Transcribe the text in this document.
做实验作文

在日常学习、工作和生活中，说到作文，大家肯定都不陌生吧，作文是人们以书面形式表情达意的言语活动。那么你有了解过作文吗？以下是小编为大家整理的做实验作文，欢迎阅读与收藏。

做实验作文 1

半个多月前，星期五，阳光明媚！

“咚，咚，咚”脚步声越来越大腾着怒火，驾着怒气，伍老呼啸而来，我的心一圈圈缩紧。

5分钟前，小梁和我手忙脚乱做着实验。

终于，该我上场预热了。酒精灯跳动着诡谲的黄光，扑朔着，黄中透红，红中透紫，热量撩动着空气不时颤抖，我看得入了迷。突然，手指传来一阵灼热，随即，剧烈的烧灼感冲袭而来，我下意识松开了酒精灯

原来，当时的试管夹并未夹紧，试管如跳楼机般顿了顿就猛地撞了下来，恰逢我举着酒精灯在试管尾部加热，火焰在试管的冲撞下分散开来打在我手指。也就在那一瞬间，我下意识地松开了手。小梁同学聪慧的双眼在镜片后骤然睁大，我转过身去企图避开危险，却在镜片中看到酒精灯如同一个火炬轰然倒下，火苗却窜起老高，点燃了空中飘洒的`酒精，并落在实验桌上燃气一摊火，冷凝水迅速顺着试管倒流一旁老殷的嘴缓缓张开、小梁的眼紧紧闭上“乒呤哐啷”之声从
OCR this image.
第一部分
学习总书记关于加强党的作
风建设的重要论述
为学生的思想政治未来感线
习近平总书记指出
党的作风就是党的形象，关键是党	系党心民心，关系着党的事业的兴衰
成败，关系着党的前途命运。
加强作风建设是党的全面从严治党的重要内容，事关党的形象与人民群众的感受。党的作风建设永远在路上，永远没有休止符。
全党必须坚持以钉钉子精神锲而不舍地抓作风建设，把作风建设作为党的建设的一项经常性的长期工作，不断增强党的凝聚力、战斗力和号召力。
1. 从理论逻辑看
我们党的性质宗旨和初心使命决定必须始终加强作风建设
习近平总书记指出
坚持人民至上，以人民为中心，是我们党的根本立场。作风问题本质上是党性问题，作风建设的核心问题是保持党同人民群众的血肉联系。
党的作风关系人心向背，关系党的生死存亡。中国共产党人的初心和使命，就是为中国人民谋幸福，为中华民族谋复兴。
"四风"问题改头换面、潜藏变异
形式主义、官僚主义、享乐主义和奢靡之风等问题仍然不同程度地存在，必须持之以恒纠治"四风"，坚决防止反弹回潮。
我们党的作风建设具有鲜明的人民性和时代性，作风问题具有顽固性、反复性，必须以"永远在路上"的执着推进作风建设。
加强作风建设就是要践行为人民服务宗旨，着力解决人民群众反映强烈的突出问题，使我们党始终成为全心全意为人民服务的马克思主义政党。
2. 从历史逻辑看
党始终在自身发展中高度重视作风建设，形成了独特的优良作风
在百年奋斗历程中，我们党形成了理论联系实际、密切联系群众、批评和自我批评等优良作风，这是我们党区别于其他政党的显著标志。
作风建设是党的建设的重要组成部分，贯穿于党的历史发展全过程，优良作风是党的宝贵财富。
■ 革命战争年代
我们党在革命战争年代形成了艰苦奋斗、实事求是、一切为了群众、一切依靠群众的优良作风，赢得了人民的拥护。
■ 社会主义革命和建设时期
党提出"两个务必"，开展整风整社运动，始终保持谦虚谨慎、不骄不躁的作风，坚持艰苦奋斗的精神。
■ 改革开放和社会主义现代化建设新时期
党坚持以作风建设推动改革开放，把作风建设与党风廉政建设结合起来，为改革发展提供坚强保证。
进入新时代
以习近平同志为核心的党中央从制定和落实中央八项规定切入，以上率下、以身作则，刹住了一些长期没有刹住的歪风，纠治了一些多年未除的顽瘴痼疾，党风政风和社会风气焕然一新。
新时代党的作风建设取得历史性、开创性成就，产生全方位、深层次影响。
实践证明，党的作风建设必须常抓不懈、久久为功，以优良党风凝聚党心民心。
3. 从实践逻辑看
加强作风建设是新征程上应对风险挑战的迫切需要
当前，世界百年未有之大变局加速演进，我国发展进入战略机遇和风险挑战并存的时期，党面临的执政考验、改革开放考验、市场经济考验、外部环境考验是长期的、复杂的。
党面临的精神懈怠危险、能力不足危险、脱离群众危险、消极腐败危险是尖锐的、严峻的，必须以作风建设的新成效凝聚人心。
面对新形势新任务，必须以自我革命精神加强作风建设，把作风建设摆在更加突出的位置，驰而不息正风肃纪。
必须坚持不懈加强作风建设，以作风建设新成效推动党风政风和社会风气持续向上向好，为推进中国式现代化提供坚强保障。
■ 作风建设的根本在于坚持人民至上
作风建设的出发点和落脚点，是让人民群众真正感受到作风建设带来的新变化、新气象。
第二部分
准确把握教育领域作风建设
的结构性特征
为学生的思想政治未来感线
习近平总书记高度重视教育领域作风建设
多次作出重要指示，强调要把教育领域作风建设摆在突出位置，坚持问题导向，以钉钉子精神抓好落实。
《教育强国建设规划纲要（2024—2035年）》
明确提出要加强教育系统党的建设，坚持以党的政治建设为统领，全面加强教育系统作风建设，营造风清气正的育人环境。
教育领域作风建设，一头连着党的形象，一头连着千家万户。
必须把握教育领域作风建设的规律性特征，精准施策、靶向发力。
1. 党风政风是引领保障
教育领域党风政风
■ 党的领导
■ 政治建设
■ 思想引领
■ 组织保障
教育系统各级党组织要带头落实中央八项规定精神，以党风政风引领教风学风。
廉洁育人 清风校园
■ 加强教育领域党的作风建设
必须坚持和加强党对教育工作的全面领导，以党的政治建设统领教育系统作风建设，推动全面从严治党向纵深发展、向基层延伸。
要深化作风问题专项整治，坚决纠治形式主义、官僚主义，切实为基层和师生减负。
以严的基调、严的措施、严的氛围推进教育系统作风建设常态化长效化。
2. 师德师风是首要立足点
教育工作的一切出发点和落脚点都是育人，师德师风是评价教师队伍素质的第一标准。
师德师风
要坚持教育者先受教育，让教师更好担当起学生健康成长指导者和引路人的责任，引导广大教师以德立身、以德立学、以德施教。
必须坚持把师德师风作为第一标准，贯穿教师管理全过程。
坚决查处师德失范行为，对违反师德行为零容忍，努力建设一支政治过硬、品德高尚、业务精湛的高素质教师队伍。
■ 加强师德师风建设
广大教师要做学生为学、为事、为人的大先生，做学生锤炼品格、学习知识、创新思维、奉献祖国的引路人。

—————

Your instructions
Return every record above exactly as it appears.

Solution to the problem
Transcribe the text in this document.
做实验作文

在日常学习、工作和生活中，说到作文，大家肯定都不陌生吧，作文是人们以书面形式表情达意的言语活动。那么你有了解过作文吗？以下是小编为大家整理的做实验作文，欢迎阅读与收藏。

做实验作文 1

半个多月前，星期五，阳光明媚！

“咚，咚，咚”脚步声越来越大腾着怒火，驾着怒气，伍老呼啸而来，我的心一圈圈缩紧。

5分钟前，小梁和我手忙脚乱做着实验。

终于，该我上场预热了。酒精灯跳动着诡谲的黄光，扑朔着，黄中透红，红中透紫，热量撩动着空气不时颤抖，我看得入了迷。突然，手指传来一阵灼热，随即，剧烈的烧灼感冲袭而来，我下意识松开了酒精灯

原来，当时的试管夹并未夹紧，试管如跳楼机般顿了顿就猛地撞了下来，恰逢我举着酒精灯在试管尾部加热，火焰在试管的冲撞下分散开来打在我手指。也就在那一瞬间，我下意识地松开了手。小梁同学聪慧的双眼在镜片后骤然睁大，我转过身去企图避开危险，却在镜片中看到酒精灯如同一个火炬轰然倒下，火苗却窜起老高，点燃了空中飘洒的`酒精，并落在实验桌上燃气一摊火，冷凝水迅速顺着试管倒流一旁老殷的嘴缓缓张开、小梁的眼紧紧闭上“乒呤哐啷”之声从
OCR this image.
第一部分
学习总书记关于加强党的作
风建设的重要论述
为学生的思想政治未来感线
习近平总书记指出
党的作风就是党的形象，关键是党	系党心民心，关系着党的事业的兴衰
成败，关系着党的前途命运。
加强作风建设是党的全面从严治党的重要内容，事关党的形象与人民群众的感受。党的作风建设永远在路上，永远没有休止符。
全党必须坚持以钉钉子精神锲而不舍地抓作风建设，把作风建设作为党的建设的一项经常性的长期工作，不断增强党的凝聚力、战斗力和号召力。
1. 从理论逻辑看
我们党的性质宗旨和初心使命决定必须始终加强作风建设
习近平总书记指出
坚持人民至上，以人民为中心，是我们党的根本立场。作风问题本质上是党性问题，作风建设的核心问题是保持党同人民群众的血肉联系。
党的作风关系人心向背，关系党的生死存亡。中国共产党人的初心和使命，就是为中国人民谋幸福，为中华民族谋复兴。
"四风"问题改头换面、潜藏变异
形式主义、官僚主义、享乐主义和奢靡之风等问题仍然不同程度地存在，必须持之以恒纠治"四风"，坚决防止反弹回潮。
我们党的作风建设具有鲜明的人民性和时代性，作风问题具有顽固性、反复性，必须以"永远在路上"的执着推进作风建设。
加强作风建设就是要践行为人民服务宗旨，着力解决人民群众反映强烈的突出问题，使我们党始终成为全心全意为人民服务的马克思主义政党。
2. 从历史逻辑看
党始终在自身发展中高度重视作风建设，形成了独特的优良作风
在百年奋斗历程中，我们党形成了理论联系实际、密切联系群众、批评和自我批评等优良作风，这是我们党区别于其他政党的显著标志。
作风建设是党的建设的重要组成部分，贯穿于党的历史发展全过程，优良作风是党的宝贵财富。
■ 革命战争年代
我们党在革命战争年代形成了艰苦奋斗、实事求是、一切为了群众、一切依靠群众的优良作风，赢得了人民的拥护。
■ 社会主义革命和建设时期
党提出"两个务必"，开展整风整社运动，始终保持谦虚谨慎、不骄不躁的作风，坚持艰苦奋斗的精神。
■ 改革开放和社会主义现代化建设新时期
党坚持以作风建设推动改革开放，把作风建设与党风廉政建设结合起来，为改革发展提供坚强保证。
进入新时代
以习近平同志为核心的党中央从制定和落实中央八项规定切入，以上率下、以身作则，刹住了一些长期没有刹住的歪风，纠治了一些多年未除的顽瘴痼疾，党风政风和社会风气焕然一新。
新时代党的作风建设取得历史性、开创性成就，产生全方位、深层次影响。
实践证明，党的作风建设必须常抓不懈、久久为功，以优良党风凝聚党心民心。
3. 从实践逻辑看
加强作风建设是新征程上应对风险挑战的迫切需要
当前，世界百年未有之大变局加速演进，我国发展进入战略机遇和风险挑战并存的时期，党面临的执政考验、改革开放考验、市场经济考验、外部环境考验是长期的、复杂的。
党面临的精神懈怠危险、能力不足危险、脱离群众危险、消极腐败危险是尖锐的、严峻的，必须以作风建设的新成效凝聚人心。
面对新形势新任务，必须以自我革命精神加强作风建设，把作风建设摆在更加突出的位置，驰而不息正风肃纪。
必须坚持不懈加强作风建设，以作风建设新成效推动党风政风和社会风气持续向上向好，为推进中国式现代化提供坚强保障。
■ 作风建设的根本在于坚持人民至上
作风建设的出发点和落脚点，是让人民群众真正感受到作风建设带来的新变化、新气象。
第二部分
准确把握教育领域作风建设
的结构性特征
为学生的思想政治未来感线
习近平总书记高度重视教育领域作风建设
多次作出重要指示，强调要把教育领域作风建设摆在突出位置，坚持问题导向，以钉钉子精神抓好落实。
《教育强国建设规划纲要（2024—2035年）》
明确提出要加强教育系统党的建设，坚持以党的政治建设为统领，全面加强教育系统作风建设，营造风清气正的育人环境。
教育领域作风建设，一头连着党的形象，一头连着千家万户。
必须把握教育领域作风建设的规律性特征，精准施策、靶向发力。
1. 党风政风是引领保障
教育领域党风政风
■ 党的领导
■ 政治建设
■ 思想引领
■ 组织保障
教育系统各级党组织要带头落实中央八项规定精神，以党风政风引领教风学风。
廉洁育人 清风校园
■ 加强教育领域党的作风建设
必须坚持和加强党对教育工作的全面领导，以党的政治建设统领教育系统作风建设，推动全面从严治党向纵深发展、向基层延伸。
要深化作风问题专项整治，坚决纠治形式主义、官僚主义，切实为基层和师生减负。
以严的基调、严的措施、严的氛围推进教育系统作风建设常态化长效化。
2. 师德师风是首要立足点
教育工作的一切出发点和落脚点都是育人，师德师风是评价教师队伍素质的第一标准。
师德师风
要坚持教育者先受教育，让教师更好担当起学生健康成长指导者和引路人的责任，引导广大教师以德立身、以德立学、以德施教。
必须坚持把师德师风作为第一标准，贯穿教师管理全过程。
坚决查处师德失范行为，对违反师德行为零容忍，努力建设一支政治过硬、品德高尚、业务精湛的高素质教师队伍。
■ 加强师德师风建设
广大教师要做学生为学、为事、为人的大先生，做学生锤炼品格、学习知识、创新思维、奉献祖国的引路人。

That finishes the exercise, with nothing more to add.